##### RECORDS FOR THIS EXERCISE #####
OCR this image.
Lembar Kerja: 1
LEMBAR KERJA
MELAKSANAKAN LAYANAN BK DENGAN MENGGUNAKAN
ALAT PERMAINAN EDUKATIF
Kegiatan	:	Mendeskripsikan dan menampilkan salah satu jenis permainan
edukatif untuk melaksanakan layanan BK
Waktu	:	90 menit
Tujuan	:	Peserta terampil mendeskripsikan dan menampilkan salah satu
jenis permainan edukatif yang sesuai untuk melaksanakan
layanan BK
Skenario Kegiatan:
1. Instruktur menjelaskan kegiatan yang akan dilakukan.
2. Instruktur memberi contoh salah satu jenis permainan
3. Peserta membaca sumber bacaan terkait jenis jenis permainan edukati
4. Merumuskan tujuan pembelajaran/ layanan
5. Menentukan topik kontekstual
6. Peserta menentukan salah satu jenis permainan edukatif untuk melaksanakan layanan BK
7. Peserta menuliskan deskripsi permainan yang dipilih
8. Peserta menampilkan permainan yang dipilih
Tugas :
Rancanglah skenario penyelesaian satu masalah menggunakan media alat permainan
#####
Copy all lines from the material that contain "dipilih".

7. Peserta menuliskan deskripsi permainan yang dipilih
8. Peserta menampilkan permainan yang dipilih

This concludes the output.